**PROBLEM STATEMENT**.
All the entries need to be quoted exactly, apart from the pictures, which you should drop.

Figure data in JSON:
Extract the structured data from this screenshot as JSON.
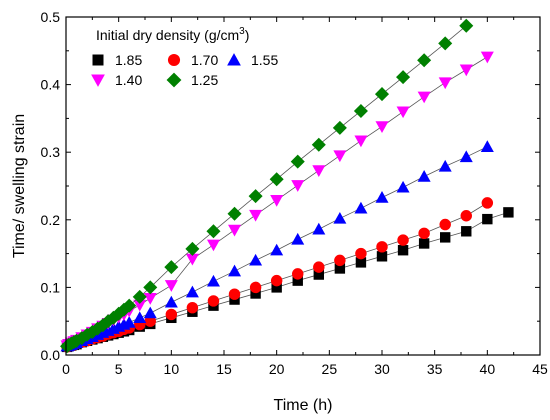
{
  "chart_data": {
    "type": "scatter",
    "xlabel": "Time (h)",
    "ylabel": "Time/ swelling strain",
    "xlim": [
      0,
      45
    ],
    "ylim": [
      0,
      0.5
    ],
    "xticks": [
      0,
      5,
      10,
      15,
      20,
      25,
      30,
      35,
      40,
      45
    ],
    "yticks": [
      0.0,
      0.1,
      0.2,
      0.3,
      0.4,
      0.5
    ],
    "xtick_labels": [
      "0",
      "5",
      "10",
      "15",
      "20",
      "25",
      "30",
      "35",
      "40",
      "45"
    ],
    "ytick_labels": [
      "0.0",
      "0.1",
      "0.2",
      "0.3",
      "0.4",
      "0.5"
    ],
    "grid": false,
    "legend": {
      "title_main": "Initial dry density (g/cm",
      "title_sup": "3",
      "title_end": ")",
      "placement": "top-left"
    },
    "series": [
      {
        "name": "1.85",
        "marker": "square",
        "color": "#000000",
        "x": [
          0.1,
          0.25,
          0.5,
          0.75,
          1,
          1.5,
          2,
          2.5,
          3,
          3.5,
          4,
          4.5,
          5,
          5.5,
          6,
          7,
          8,
          10,
          12,
          14,
          16,
          18,
          20,
          22,
          24,
          26,
          28,
          30,
          32,
          34,
          36,
          38,
          40,
          42
        ],
        "y": [
          0.012,
          0.013,
          0.014,
          0.015,
          0.016,
          0.019,
          0.021,
          0.023,
          0.025,
          0.027,
          0.029,
          0.031,
          0.033,
          0.035,
          0.037,
          0.042,
          0.046,
          0.055,
          0.064,
          0.073,
          0.082,
          0.091,
          0.1,
          0.11,
          0.119,
          0.128,
          0.137,
          0.146,
          0.155,
          0.165,
          0.174,
          0.183,
          0.201,
          0.211
        ]
      },
      {
        "name": "1.70",
        "marker": "circle",
        "color": "#ff0000",
        "x": [
          0.1,
          0.25,
          0.5,
          0.75,
          1,
          1.5,
          2,
          2.5,
          3,
          3.5,
          4,
          4.5,
          5,
          5.5,
          6,
          7,
          8,
          10,
          12,
          14,
          16,
          18,
          20,
          22,
          24,
          26,
          28,
          30,
          32,
          34,
          36,
          38,
          40
        ],
        "y": [
          0.012,
          0.013,
          0.014,
          0.015,
          0.017,
          0.019,
          0.021,
          0.024,
          0.026,
          0.028,
          0.031,
          0.033,
          0.035,
          0.038,
          0.04,
          0.045,
          0.05,
          0.06,
          0.07,
          0.08,
          0.09,
          0.1,
          0.11,
          0.12,
          0.13,
          0.14,
          0.15,
          0.16,
          0.17,
          0.18,
          0.193,
          0.206,
          0.225
        ]
      },
      {
        "name": "1.55",
        "marker": "triangle-up",
        "color": "#0000ff",
        "x": [
          0.1,
          0.25,
          0.5,
          0.75,
          1,
          1.5,
          2,
          2.5,
          3,
          3.5,
          4,
          4.5,
          5,
          5.5,
          6,
          7,
          8,
          10,
          12,
          14,
          16,
          18,
          20,
          22,
          24,
          26,
          28,
          30,
          32,
          34,
          36,
          38,
          40
        ],
        "y": [
          0.013,
          0.014,
          0.015,
          0.017,
          0.018,
          0.021,
          0.024,
          0.027,
          0.03,
          0.033,
          0.036,
          0.039,
          0.042,
          0.045,
          0.048,
          0.055,
          0.062,
          0.078,
          0.093,
          0.109,
          0.124,
          0.14,
          0.155,
          0.171,
          0.186,
          0.202,
          0.217,
          0.233,
          0.248,
          0.264,
          0.279,
          0.293,
          0.308
        ]
      },
      {
        "name": "1.40",
        "marker": "triangle-down",
        "color": "#ff00ff",
        "x": [
          0.1,
          0.25,
          0.5,
          0.75,
          1,
          1.5,
          2,
          2.5,
          3,
          3.5,
          4,
          4.5,
          5,
          5.5,
          6,
          7,
          8,
          10,
          12,
          14,
          16,
          18,
          20,
          22,
          24,
          26,
          28,
          30,
          32,
          34,
          36,
          38,
          40
        ],
        "y": [
          0.014,
          0.016,
          0.018,
          0.02,
          0.022,
          0.026,
          0.03,
          0.034,
          0.039,
          0.043,
          0.047,
          0.052,
          0.056,
          0.06,
          0.065,
          0.074,
          0.084,
          0.103,
          0.142,
          0.163,
          0.185,
          0.207,
          0.229,
          0.251,
          0.273,
          0.295,
          0.317,
          0.338,
          0.36,
          0.382,
          0.403,
          0.422,
          0.441
        ]
      },
      {
        "name": "1.25",
        "marker": "diamond",
        "color": "#008000",
        "x": [
          0.1,
          0.25,
          0.5,
          0.75,
          1,
          1.5,
          2,
          2.5,
          3,
          3.5,
          4,
          4.5,
          5,
          5.5,
          6,
          7,
          8,
          10,
          12,
          14,
          16,
          18,
          20,
          22,
          24,
          26,
          28,
          30,
          32,
          34,
          36,
          38
        ],
        "y": [
          0.013,
          0.015,
          0.017,
          0.019,
          0.021,
          0.025,
          0.03,
          0.034,
          0.039,
          0.044,
          0.05,
          0.055,
          0.061,
          0.067,
          0.073,
          0.086,
          0.1,
          0.13,
          0.157,
          0.183,
          0.209,
          0.235,
          0.26,
          0.286,
          0.311,
          0.336,
          0.361,
          0.386,
          0.411,
          0.436,
          0.461,
          0.487
        ]
      }
    ]
  }
}
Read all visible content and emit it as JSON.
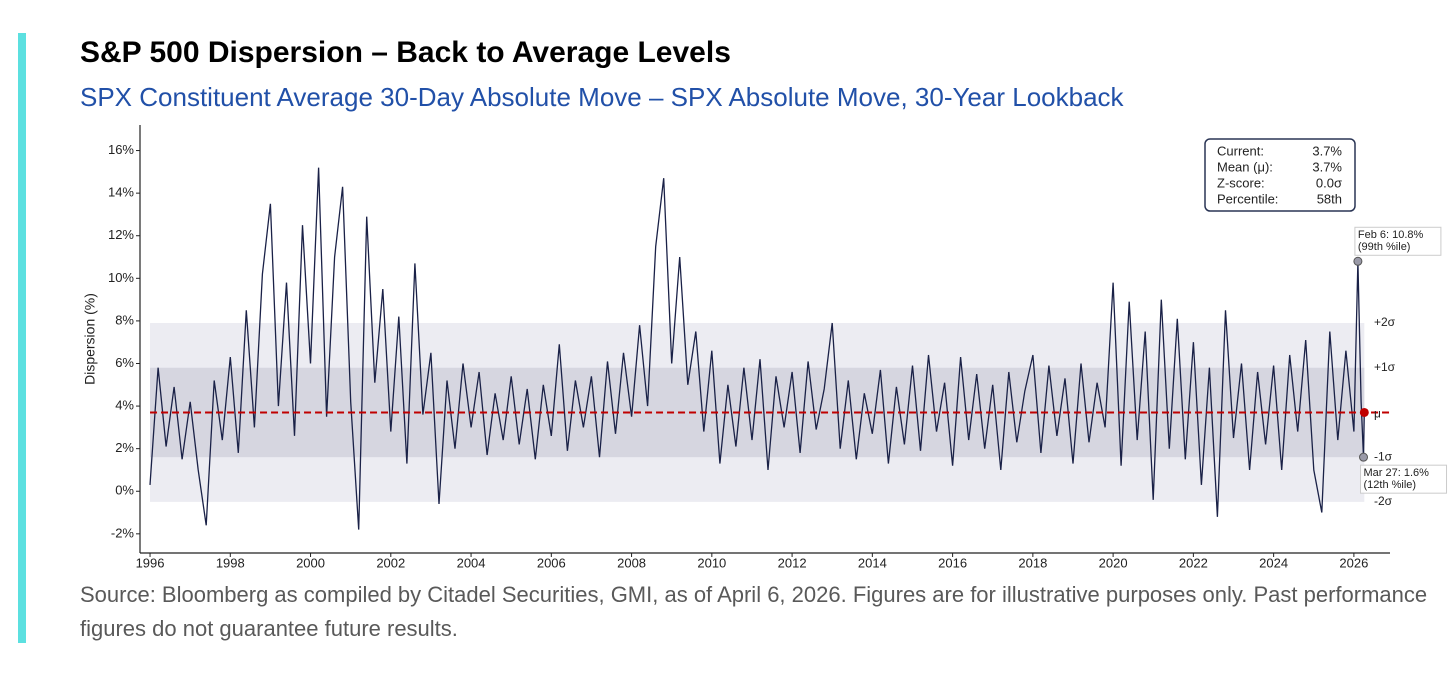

**FULL OUTPUT**.
Extract the structured data from this screenshot as JSON.
{
  "chart_data": {
    "type": "scatter",
    "xlabel": "Time (h)",
    "ylabel": "Time/ swelling strain",
    "xlim": [
      0,
      45
    ],
    "ylim": [
      0,
      0.5
    ],
    "xticks": [
      0,
      5,
      10,
      15,
      20,
      25,
      30,
      35,
      40,
      45
    ],
    "yticks": [
      0.0,
      0.1,
      0.2,
      0.3,
      0.4,
      0.5
    ],
    "xtick_labels": [
      "0",
      "5",
      "10",
      "15",
      "20",
      "25",
      "30",
      "35",
      "40",
      "45"
    ],
    "ytick_labels": [
      "0.0",
      "0.1",
      "0.2",
      "0.3",
      "0.4",
      "0.5"
    ],
    "grid": false,
    "legend": {
      "title_main": "Initial dry density (g/cm",
      "title_sup": "3",
      "title_end": ")",
      "placement": "top-left"
    },
    "series": [
      {
        "name": "1.85",
        "marker": "square",
        "color": "#000000",
        "x": [
          0.1,
          0.25,
          0.5,
          0.75,
          1,
          1.5,
          2,
          2.5,
          3,
          3.5,
          4,
          4.5,
          5,
          5.5,
          6,
          7,
          8,
          10,
          12,
          14,
          16,
          18,
          20,
          22,
          24,
          26,
          28,
          30,
          32,
          34,
          36,
          38,
          40,
          42
        ],
        "y": [
          0.012,
          0.013,
          0.014,
          0.015,
          0.016,
          0.019,
          0.021,
          0.023,
          0.025,
          0.027,
          0.029,
          0.031,
          0.033,
          0.035,
          0.037,
          0.042,
          0.046,
          0.055,
          0.064,
          0.073,
          0.082,
          0.091,
          0.1,
          0.11,
          0.119,
          0.128,
          0.137,
          0.146,
          0.155,
          0.165,
          0.174,
          0.183,
          0.201,
          0.211
        ]
      },
      {
        "name": "1.70",
        "marker": "circle",
        "color": "#ff0000",
        "x": [
          0.1,
          0.25,
          0.5,
          0.75,
          1,
          1.5,
          2,
          2.5,
          3,
          3.5,
          4,
          4.5,
          5,
          5.5,
          6,
          7,
          8,
          10,
          12,
          14,
          16,
          18,
          20,
          22,
          24,
          26,
          28,
          30,
          32,
          34,
          36,
          38,
          40
        ],
        "y": [
          0.012,
          0.013,
          0.014,
          0.015,
          0.017,
          0.019,
          0.021,
          0.024,
          0.026,
          0.028,
          0.031,
          0.033,
          0.035,
          0.038,
          0.04,
          0.045,
          0.05,
          0.06,
          0.07,
          0.08,
          0.09,
          0.1,
          0.11,
          0.12,
          0.13,
          0.14,
          0.15,
          0.16,
          0.17,
          0.18,
          0.193,
          0.206,
          0.225
        ]
      },
      {
        "name": "1.55",
        "marker": "triangle-up",
        "color": "#0000ff",
        "x": [
          0.1,
          0.25,
          0.5,
          0.75,
          1,
          1.5,
          2,
          2.5,
          3,
          3.5,
          4,
          4.5,
          5,
          5.5,
          6,
          7,
          8,
          10,
          12,
          14,
          16,
          18,
          20,
          22,
          24,
          26,
          28,
          30,
          32,
          34,
          36,
          38,
          40
        ],
        "y": [
          0.013,
          0.014,
          0.015,
          0.017,
          0.018,
          0.021,
          0.024,
          0.027,
          0.03,
          0.033,
          0.036,
          0.039,
          0.042,
          0.045,
          0.048,
          0.055,
          0.062,
          0.078,
          0.093,
          0.109,
          0.124,
          0.14,
          0.155,
          0.171,
          0.186,
          0.202,
          0.217,
          0.233,
          0.248,
          0.264,
          0.279,
          0.293,
          0.308
        ]
      },
      {
        "name": "1.40",
        "marker": "triangle-down",
        "color": "#ff00ff",
        "x": [
          0.1,
          0.25,
          0.5,
          0.75,
          1,
          1.5,
          2,
          2.5,
          3,
          3.5,
          4,
          4.5,
          5,
          5.5,
          6,
          7,
          8,
          10,
          12,
          14,
          16,
          18,
          20,
          22,
          24,
          26,
          28,
          30,
          32,
          34,
          36,
          38,
          40
        ],
        "y": [
          0.014,
          0.016,
          0.018,
          0.02,
          0.022,
          0.026,
          0.03,
          0.034,
          0.039,
          0.043,
          0.047,
          0.052,
          0.056,
          0.06,
          0.065,
          0.074,
          0.084,
          0.103,
          0.142,
          0.163,
          0.185,
          0.207,
          0.229,
          0.251,
          0.273,
          0.295,
          0.317,
          0.338,
          0.36,
          0.382,
          0.403,
          0.422,
          0.441
        ]
      },
      {
        "name": "1.25",
        "marker": "diamond",
        "color": "#008000",
        "x": [
          0.1,
          0.25,
          0.5,
          0.75,
          1,
          1.5,
          2,
          2.5,
          3,
          3.5,
          4,
          4.5,
          5,
          5.5,
          6,
          7,
          8,
          10,
          12,
          14,
          16,
          18,
          20,
          22,
          24,
          26,
          28,
          30,
          32,
          34,
          36,
          38
        ],
        "y": [
          0.013,
          0.015,
          0.017,
          0.019,
          0.021,
          0.025,
          0.03,
          0.034,
          0.039,
          0.044,
          0.05,
          0.055,
          0.061,
          0.067,
          0.073,
          0.086,
          0.1,
          0.13,
          0.157,
          0.183,
          0.209,
          0.235,
          0.26,
          0.286,
          0.311,
          0.336,
          0.361,
          0.386,
          0.411,
          0.436,
          0.461,
          0.487
        ]
      }
    ]
  }
}
Read all visible content and emit it as JSON.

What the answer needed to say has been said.